§ GIVEN INSTRUCTION
Reproduce verbatim every line of the data running from the first line through the line containing "candle bbox=[336, 258, 347, 303]", with both ends included.
──────── INPUT
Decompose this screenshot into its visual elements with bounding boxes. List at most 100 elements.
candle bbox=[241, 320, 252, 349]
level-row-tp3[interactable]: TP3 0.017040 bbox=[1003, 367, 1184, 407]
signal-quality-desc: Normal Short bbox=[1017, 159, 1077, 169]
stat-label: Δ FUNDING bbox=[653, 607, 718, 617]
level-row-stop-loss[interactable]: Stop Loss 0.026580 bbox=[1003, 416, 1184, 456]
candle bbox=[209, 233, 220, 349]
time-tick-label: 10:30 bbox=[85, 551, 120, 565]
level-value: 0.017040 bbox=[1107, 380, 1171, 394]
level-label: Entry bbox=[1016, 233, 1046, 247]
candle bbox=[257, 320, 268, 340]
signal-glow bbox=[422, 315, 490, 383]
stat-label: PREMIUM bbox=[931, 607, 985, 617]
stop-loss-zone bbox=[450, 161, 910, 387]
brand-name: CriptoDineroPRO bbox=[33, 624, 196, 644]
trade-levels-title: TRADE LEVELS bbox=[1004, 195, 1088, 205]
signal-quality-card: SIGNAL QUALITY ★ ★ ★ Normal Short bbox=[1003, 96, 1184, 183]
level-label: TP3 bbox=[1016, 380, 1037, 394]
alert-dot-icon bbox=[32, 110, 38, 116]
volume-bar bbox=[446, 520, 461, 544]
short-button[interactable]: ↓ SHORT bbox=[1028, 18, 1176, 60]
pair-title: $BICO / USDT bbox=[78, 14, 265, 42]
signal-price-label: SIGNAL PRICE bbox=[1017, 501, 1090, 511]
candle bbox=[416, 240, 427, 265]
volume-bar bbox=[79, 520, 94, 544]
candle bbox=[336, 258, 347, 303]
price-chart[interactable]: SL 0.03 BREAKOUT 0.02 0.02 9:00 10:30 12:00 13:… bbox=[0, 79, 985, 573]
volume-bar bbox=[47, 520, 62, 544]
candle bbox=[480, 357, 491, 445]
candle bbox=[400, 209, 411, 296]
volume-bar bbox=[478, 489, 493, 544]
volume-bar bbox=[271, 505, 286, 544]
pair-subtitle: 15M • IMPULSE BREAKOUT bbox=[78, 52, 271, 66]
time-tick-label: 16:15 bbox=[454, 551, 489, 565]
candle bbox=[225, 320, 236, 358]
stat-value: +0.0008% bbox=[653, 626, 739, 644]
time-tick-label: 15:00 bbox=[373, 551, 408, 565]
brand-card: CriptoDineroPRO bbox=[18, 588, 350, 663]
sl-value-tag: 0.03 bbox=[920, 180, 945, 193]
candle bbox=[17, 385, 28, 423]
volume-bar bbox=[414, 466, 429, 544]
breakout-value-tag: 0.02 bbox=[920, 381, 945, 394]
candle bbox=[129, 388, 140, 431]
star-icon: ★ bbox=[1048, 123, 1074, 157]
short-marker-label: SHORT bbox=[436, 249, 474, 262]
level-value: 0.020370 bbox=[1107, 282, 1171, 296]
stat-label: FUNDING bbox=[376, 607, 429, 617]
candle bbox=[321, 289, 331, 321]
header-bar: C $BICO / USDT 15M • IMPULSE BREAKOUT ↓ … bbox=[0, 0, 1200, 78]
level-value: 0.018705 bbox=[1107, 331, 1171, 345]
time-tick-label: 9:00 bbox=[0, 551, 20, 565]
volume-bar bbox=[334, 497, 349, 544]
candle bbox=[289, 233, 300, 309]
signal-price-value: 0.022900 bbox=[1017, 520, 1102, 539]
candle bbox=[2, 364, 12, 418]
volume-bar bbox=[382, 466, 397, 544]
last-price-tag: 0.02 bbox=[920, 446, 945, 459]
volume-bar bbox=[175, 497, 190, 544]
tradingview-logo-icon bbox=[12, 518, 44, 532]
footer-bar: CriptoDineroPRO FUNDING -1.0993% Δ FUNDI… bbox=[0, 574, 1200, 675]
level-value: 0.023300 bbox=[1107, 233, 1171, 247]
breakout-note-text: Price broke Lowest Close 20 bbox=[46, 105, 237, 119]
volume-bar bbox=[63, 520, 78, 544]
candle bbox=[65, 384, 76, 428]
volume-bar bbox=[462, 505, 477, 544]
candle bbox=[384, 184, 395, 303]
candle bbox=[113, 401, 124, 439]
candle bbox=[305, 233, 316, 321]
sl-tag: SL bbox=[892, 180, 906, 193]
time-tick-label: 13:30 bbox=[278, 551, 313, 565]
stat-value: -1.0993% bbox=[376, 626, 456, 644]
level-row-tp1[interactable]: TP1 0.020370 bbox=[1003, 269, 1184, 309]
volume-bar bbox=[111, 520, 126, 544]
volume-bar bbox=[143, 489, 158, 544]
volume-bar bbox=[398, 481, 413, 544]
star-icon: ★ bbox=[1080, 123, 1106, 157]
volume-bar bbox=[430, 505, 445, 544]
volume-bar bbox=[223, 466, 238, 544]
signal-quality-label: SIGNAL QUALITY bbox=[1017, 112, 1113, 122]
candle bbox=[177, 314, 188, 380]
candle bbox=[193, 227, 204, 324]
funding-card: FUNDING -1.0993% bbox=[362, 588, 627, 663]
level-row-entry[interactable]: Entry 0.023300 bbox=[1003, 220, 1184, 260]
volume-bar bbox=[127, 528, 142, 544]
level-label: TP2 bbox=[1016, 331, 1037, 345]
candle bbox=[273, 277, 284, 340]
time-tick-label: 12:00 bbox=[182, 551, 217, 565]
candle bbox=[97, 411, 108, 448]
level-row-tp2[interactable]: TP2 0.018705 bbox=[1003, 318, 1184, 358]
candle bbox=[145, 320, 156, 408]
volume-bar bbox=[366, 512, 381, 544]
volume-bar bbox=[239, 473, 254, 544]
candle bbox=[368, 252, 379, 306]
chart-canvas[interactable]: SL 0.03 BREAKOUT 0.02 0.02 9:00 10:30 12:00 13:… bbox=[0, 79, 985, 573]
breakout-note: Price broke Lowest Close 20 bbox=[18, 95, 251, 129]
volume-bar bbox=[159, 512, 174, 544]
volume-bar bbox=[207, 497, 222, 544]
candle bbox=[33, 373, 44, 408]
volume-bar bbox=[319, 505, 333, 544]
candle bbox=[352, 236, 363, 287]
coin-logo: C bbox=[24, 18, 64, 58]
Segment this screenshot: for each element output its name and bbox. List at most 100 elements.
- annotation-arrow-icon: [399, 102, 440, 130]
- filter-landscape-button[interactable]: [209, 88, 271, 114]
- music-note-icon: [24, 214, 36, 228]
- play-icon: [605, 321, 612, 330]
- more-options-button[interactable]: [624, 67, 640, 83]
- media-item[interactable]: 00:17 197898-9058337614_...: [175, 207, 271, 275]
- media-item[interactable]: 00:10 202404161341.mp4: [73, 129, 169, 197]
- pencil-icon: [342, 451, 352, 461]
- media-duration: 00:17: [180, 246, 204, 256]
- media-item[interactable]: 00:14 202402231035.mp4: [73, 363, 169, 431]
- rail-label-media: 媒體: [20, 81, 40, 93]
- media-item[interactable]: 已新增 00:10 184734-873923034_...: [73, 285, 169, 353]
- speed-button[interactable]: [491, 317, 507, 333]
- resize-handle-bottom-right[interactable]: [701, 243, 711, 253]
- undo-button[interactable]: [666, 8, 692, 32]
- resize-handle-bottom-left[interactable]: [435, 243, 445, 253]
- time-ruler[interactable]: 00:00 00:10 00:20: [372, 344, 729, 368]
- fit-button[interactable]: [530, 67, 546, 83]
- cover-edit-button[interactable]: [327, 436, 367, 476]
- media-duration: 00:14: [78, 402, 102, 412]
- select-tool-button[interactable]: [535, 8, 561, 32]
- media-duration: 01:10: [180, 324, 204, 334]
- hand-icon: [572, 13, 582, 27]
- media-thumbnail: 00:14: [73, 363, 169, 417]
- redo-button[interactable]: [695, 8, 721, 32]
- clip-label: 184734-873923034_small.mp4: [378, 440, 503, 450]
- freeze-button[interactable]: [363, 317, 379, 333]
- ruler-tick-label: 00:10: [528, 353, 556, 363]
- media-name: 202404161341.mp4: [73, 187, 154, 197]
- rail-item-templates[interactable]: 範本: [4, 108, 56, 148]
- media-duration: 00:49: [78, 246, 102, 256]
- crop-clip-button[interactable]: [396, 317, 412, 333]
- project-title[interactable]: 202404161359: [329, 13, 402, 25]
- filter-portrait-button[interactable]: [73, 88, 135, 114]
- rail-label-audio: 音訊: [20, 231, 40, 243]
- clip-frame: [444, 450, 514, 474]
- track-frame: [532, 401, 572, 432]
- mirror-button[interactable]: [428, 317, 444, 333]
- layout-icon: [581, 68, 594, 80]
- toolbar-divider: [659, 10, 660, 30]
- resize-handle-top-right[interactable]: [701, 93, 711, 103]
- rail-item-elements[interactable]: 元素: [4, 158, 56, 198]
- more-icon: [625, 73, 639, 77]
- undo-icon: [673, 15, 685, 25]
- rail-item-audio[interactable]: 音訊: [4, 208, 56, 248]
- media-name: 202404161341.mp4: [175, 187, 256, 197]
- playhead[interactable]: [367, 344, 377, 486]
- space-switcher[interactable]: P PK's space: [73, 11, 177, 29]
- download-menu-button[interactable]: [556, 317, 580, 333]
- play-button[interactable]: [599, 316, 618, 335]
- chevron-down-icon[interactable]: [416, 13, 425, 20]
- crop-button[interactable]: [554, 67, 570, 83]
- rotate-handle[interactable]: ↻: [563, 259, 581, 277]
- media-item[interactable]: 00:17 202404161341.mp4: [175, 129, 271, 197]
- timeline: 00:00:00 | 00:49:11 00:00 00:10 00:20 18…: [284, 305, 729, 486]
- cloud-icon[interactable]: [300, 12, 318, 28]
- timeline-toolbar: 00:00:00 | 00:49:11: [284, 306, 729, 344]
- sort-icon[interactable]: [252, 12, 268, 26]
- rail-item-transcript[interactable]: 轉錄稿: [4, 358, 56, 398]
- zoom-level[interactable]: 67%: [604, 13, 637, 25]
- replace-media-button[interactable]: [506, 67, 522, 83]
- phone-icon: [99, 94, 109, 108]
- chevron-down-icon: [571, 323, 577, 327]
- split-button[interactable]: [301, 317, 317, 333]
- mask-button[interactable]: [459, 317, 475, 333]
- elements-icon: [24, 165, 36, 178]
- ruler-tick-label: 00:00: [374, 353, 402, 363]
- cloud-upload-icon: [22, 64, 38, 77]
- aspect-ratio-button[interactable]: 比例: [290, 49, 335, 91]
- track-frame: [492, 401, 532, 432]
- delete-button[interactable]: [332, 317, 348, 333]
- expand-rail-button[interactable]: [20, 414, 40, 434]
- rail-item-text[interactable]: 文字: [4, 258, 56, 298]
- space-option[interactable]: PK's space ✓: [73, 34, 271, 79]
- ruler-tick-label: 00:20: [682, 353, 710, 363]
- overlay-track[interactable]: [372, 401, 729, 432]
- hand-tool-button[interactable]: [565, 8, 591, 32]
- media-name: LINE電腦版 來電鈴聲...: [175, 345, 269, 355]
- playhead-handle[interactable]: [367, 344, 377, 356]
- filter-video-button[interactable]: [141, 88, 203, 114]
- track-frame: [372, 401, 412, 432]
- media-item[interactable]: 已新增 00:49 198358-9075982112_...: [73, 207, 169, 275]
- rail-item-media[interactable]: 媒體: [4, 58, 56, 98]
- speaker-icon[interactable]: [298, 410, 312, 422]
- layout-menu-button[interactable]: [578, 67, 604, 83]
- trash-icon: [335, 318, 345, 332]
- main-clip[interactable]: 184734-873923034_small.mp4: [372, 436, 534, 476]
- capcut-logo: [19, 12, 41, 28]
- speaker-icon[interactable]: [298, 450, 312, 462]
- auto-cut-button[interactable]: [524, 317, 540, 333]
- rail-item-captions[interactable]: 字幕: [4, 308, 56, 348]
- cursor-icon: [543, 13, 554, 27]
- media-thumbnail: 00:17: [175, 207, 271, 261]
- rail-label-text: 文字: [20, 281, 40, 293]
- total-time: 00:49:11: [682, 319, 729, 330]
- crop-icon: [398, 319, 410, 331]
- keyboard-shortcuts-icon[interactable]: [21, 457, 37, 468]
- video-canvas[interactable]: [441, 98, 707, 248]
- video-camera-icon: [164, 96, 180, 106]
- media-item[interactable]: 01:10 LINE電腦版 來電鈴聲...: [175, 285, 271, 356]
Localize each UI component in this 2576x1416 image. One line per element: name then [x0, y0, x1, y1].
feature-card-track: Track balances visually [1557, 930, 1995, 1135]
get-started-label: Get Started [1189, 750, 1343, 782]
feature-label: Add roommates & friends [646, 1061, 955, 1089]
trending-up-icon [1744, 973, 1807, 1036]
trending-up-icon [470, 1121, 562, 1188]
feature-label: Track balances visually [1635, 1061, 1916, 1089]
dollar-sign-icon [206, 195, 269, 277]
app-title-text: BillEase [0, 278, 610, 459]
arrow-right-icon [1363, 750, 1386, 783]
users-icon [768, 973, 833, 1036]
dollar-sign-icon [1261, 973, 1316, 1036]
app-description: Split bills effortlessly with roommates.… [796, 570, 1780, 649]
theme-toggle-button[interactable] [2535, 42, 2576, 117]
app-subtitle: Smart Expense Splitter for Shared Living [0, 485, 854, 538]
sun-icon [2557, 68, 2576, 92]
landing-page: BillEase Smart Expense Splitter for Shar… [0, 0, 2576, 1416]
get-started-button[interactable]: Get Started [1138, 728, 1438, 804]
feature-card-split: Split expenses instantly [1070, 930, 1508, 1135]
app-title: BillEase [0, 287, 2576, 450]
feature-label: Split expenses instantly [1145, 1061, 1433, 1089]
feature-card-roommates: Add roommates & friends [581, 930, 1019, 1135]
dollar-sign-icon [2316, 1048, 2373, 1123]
────────────────
§ COMPLETE OUTPUT
Decompose this screenshot into its visual elements with bounding boxes. List at most 100 elements.
candle bbox=[241, 320, 252, 349]
level-row-tp3[interactable]: TP3 0.017040 bbox=[1003, 367, 1184, 407]
signal-quality-desc: Normal Short bbox=[1017, 159, 1077, 169]
stat-label: Δ FUNDING bbox=[653, 607, 718, 617]
level-row-stop-loss[interactable]: Stop Loss 0.026580 bbox=[1003, 416, 1184, 456]
candle bbox=[209, 233, 220, 349]
time-tick-label: 10:30 bbox=[85, 551, 120, 565]
level-value: 0.017040 bbox=[1107, 380, 1171, 394]
level-label: Entry bbox=[1016, 233, 1046, 247]
candle bbox=[257, 320, 268, 340]
signal-glow bbox=[422, 315, 490, 383]
stat-label: PREMIUM bbox=[931, 607, 985, 617]
stop-loss-zone bbox=[450, 161, 910, 387]
brand-name: CriptoDineroPRO bbox=[33, 624, 196, 644]
trade-levels-title: TRADE LEVELS bbox=[1004, 195, 1088, 205]
signal-quality-card: SIGNAL QUALITY ★ ★ ★ Normal Short bbox=[1003, 96, 1184, 183]
level-label: TP3 bbox=[1016, 380, 1037, 394]
alert-dot-icon bbox=[32, 110, 38, 116]
volume-bar bbox=[446, 520, 461, 544]
short-button[interactable]: ↓ SHORT bbox=[1028, 18, 1176, 60]
pair-title: $BICO / USDT bbox=[78, 14, 265, 42]
signal-price-label: SIGNAL PRICE bbox=[1017, 501, 1090, 511]
candle bbox=[416, 240, 427, 265]
volume-bar bbox=[79, 520, 94, 544]
candle bbox=[336, 258, 347, 303]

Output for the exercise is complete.